EXERCISE TASK: Copy the full set of lines exactly as given.

***** TASK DATA *****

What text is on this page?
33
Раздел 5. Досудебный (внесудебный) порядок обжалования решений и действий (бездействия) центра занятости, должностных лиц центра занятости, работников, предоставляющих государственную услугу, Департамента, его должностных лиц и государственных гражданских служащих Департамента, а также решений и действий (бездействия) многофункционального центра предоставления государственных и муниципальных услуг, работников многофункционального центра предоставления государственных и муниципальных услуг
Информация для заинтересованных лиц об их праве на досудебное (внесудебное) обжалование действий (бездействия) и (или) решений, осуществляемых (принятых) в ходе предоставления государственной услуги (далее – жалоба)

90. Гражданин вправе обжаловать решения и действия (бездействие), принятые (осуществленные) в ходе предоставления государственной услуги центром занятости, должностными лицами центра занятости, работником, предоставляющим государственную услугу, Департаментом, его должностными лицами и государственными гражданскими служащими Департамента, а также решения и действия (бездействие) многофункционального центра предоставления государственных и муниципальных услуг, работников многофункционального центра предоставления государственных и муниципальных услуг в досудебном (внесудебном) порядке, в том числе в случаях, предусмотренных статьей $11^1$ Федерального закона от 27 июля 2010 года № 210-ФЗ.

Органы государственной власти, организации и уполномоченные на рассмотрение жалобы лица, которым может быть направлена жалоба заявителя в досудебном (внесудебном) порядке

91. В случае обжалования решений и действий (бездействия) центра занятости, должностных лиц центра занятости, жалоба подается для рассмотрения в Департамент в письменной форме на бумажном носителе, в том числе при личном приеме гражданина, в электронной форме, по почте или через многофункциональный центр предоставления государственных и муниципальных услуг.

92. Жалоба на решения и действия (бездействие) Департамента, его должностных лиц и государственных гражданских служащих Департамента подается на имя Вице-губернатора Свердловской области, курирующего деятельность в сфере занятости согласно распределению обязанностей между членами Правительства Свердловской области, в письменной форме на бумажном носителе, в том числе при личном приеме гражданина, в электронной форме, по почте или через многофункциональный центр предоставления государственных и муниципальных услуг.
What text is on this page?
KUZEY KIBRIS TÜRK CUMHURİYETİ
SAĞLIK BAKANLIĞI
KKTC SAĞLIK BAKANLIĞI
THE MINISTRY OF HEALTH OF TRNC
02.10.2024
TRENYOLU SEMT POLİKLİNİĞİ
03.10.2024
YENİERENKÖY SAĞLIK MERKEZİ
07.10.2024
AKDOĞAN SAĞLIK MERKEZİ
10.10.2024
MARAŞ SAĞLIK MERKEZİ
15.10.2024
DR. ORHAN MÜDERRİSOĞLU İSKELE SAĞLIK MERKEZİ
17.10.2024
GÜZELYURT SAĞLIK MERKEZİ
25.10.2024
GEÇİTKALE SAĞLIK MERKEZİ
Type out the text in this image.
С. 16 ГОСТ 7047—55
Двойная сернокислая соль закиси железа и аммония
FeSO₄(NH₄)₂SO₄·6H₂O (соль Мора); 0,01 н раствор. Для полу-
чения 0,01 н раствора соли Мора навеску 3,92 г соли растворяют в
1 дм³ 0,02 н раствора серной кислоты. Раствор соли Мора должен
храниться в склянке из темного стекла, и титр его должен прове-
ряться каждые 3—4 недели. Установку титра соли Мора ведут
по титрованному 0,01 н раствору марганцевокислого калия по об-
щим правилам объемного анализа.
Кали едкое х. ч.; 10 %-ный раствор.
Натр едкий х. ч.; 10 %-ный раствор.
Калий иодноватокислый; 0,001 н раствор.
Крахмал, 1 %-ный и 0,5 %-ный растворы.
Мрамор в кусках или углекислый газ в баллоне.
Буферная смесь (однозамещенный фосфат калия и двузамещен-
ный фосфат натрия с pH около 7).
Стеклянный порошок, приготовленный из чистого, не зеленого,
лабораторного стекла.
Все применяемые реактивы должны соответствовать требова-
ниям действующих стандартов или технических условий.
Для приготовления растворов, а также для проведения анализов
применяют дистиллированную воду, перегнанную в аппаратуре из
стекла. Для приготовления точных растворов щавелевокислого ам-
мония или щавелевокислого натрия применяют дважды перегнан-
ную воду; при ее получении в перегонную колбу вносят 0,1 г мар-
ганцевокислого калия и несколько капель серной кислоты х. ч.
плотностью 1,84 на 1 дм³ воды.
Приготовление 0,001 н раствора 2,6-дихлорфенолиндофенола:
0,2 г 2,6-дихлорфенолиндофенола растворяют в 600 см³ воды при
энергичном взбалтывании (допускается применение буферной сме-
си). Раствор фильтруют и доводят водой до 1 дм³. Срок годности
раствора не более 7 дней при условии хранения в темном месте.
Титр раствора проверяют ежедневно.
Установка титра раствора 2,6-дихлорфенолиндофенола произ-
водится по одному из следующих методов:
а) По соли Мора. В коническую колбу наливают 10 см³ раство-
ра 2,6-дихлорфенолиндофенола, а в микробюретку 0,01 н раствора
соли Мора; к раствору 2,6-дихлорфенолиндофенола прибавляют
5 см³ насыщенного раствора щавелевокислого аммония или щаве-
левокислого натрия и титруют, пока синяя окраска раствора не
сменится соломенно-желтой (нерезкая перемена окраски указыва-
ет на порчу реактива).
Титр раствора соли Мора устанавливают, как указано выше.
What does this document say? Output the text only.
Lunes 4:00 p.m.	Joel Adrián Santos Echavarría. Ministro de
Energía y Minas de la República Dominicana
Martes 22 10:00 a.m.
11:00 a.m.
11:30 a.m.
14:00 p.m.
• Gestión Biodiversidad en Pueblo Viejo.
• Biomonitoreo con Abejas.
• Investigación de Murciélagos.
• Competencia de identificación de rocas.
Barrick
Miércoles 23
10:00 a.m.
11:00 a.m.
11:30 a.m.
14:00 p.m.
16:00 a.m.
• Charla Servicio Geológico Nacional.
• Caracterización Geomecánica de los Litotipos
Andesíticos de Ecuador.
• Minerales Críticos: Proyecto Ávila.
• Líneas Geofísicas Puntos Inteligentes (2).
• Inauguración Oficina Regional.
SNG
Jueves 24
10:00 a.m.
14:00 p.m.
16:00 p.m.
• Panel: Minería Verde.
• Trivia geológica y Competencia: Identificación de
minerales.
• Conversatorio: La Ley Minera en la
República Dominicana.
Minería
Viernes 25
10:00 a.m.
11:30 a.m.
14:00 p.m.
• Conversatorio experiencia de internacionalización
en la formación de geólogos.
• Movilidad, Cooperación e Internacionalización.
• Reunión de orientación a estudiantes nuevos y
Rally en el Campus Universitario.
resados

*****

SOLUTION TO THIS TASK:
What text is on this page?
33
Раздел 5. Досудебный (внесудебный) порядок обжалования решений и действий (бездействия) центра занятости, должностных лиц центра занятости, работников, предоставляющих государственную услугу, Департамента, его должностных лиц и государственных гражданских служащих Департамента, а также решений и действий (бездействия) многофункционального центра предоставления государственных и муниципальных услуг, работников многофункционального центра предоставления государственных и муниципальных услуг
Информация для заинтересованных лиц об их праве на досудебное (внесудебное) обжалование действий (бездействия) и (или) решений, осуществляемых (принятых) в ходе предоставления государственной услуги (далее – жалоба)

90. Гражданин вправе обжаловать решения и действия (бездействие), принятые (осуществленные) в ходе предоставления государственной услуги центром занятости, должностными лицами центра занятости, работником, предоставляющим государственную услугу, Департаментом, его должностными лицами и государственными гражданскими служащими Департамента, а также решения и действия (бездействие) многофункционального центра предоставления государственных и муниципальных услуг, работников многофункционального центра предоставления государственных и муниципальных услуг в досудебном (внесудебном) порядке, в том числе в случаях, предусмотренных статьей $11^1$ Федерального закона от 27 июля 2010 года № 210-ФЗ.

Органы государственной власти, организации и уполномоченные на рассмотрение жалобы лица, которым может быть направлена жалоба заявителя в досудебном (внесудебном) порядке

91. В случае обжалования решений и действий (бездействия) центра занятости, должностных лиц центра занятости, жалоба подается для рассмотрения в Департамент в письменной форме на бумажном носителе, в том числе при личном приеме гражданина, в электронной форме, по почте или через многофункциональный центр предоставления государственных и муниципальных услуг.

92. Жалоба на решения и действия (бездействие) Департамента, его должностных лиц и государственных гражданских служащих Департамента подается на имя Вице-губернатора Свердловской области, курирующего деятельность в сфере занятости согласно распределению обязанностей между членами Правительства Свердловской области, в письменной форме на бумажном носителе, в том числе при личном приеме гражданина, в электронной форме, по почте или через многофункциональный центр предоставления государственных и муниципальных услуг.
What text is on this page?
KUZEY KIBRIS TÜRK CUMHURİYETİ
SAĞLIK BAKANLIĞI
KKTC SAĞLIK BAKANLIĞI
THE MINISTRY OF HEALTH OF TRNC
02.10.2024
TRENYOLU SEMT POLİKLİNİĞİ
03.10.2024
YENİERENKÖY SAĞLIK MERKEZİ
07.10.2024
AKDOĞAN SAĞLIK MERKEZİ
10.10.2024
MARAŞ SAĞLIK MERKEZİ
15.10.2024
DR. ORHAN MÜDERRİSOĞLU İSKELE SAĞLIK MERKEZİ
17.10.2024
GÜZELYURT SAĞLIK MERKEZİ
25.10.2024
GEÇİTKALE SAĞLIK MERKEZİ
Type out the text in this image.
С. 16 ГОСТ 7047—55
Двойная сернокислая соль закиси железа и аммония
FeSO₄(NH₄)₂SO₄·6H₂O (соль Мора); 0,01 н раствор. Для полу-
чения 0,01 н раствора соли Мора навеску 3,92 г соли растворяют в
1 дм³ 0,02 н раствора серной кислоты. Раствор соли Мора должен
храниться в склянке из темного стекла, и титр его должен прове-
ряться каждые 3—4 недели. Установку титра соли Мора ведут
по титрованному 0,01 н раствору марганцевокислого калия по об-
щим правилам объемного анализа.
Кали едкое х. ч.; 10 %-ный раствор.
Натр едкий х. ч.; 10 %-ный раствор.
Калий иодноватокислый; 0,001 н раствор.
Крахмал, 1 %-ный и 0,5 %-ный растворы.
Мрамор в кусках или углекислый газ в баллоне.
Буферная смесь (однозамещенный фосфат калия и двузамещен-
ный фосфат натрия с pH около 7).
Стеклянный порошок, приготовленный из чистого, не зеленого,
лабораторного стекла.
Все применяемые реактивы должны соответствовать требова-
ниям действующих стандартов или технических условий.
Для приготовления растворов, а также для проведения анализов
применяют дистиллированную воду, перегнанную в аппаратуре из
стекла. Для приготовления точных растворов щавелевокислого ам-
мония или щавелевокислого натрия применяют дважды перегнан-
ную воду; при ее получении в перегонную колбу вносят 0,1 г мар-
ганцевокислого калия и несколько капель серной кислоты х. ч.
плотностью 1,84 на 1 дм³ воды.
Приготовление 0,001 н раствора 2,6-дихлорфенолиндофенола:
0,2 г 2,6-дихлорфенолиндофенола растворяют в 600 см³ воды при
энергичном взбалтывании (допускается применение буферной сме-
си). Раствор фильтруют и доводят водой до 1 дм³. Срок годности
раствора не более 7 дней при условии хранения в темном месте.
Титр раствора проверяют ежедневно.
Установка титра раствора 2,6-дихлорфенолиндофенола произ-
водится по одному из следующих методов:
а) По соли Мора. В коническую колбу наливают 10 см³ раство-
ра 2,6-дихлорфенолиндофенола, а в микробюретку 0,01 н раствора
соли Мора; к раствору 2,6-дихлорфенолиндофенола прибавляют
5 см³ насыщенного раствора щавелевокислого аммония или щаве-
левокислого натрия и титруют, пока синяя окраска раствора не
сменится соломенно-желтой (нерезкая перемена окраски указыва-
ет на порчу реактива).
Титр раствора соли Мора устанавливают, как указано выше.
What does this document say? Output the text only.
Lunes 4:00 p.m.	Joel Adrián Santos Echavarría. Ministro de
Energía y Minas de la República Dominicana
Martes 22 10:00 a.m.
11:00 a.m.
11:30 a.m.
14:00 p.m.
• Gestión Biodiversidad en Pueblo Viejo.
• Biomonitoreo con Abejas.
• Investigación de Murciélagos.
• Competencia de identificación de rocas.
Barrick
Miércoles 23
10:00 a.m.
11:00 a.m.
11:30 a.m.
14:00 p.m.
16:00 a.m.
• Charla Servicio Geológico Nacional.
• Caracterización Geomecánica de los Litotipos
Andesíticos de Ecuador.
• Minerales Críticos: Proyecto Ávila.
• Líneas Geofísicas Puntos Inteligentes (2).
• Inauguración Oficina Regional.
SNG
Jueves 24
10:00 a.m.
14:00 p.m.
16:00 p.m.
• Panel: Minería Verde.
• Trivia geológica y Competencia: Identificación de
minerales.
• Conversatorio: La Ley Minera en la
República Dominicana.
Minería
Viernes 25
10:00 a.m.
11:30 a.m.
14:00 p.m.
• Conversatorio experiencia de internacionalización
en la formación de geólogos.
• Movilidad, Cooperación e Internacionalización.
• Reunión de orientación a estudiantes nuevos y
Rally en el Campus Universitario.
resados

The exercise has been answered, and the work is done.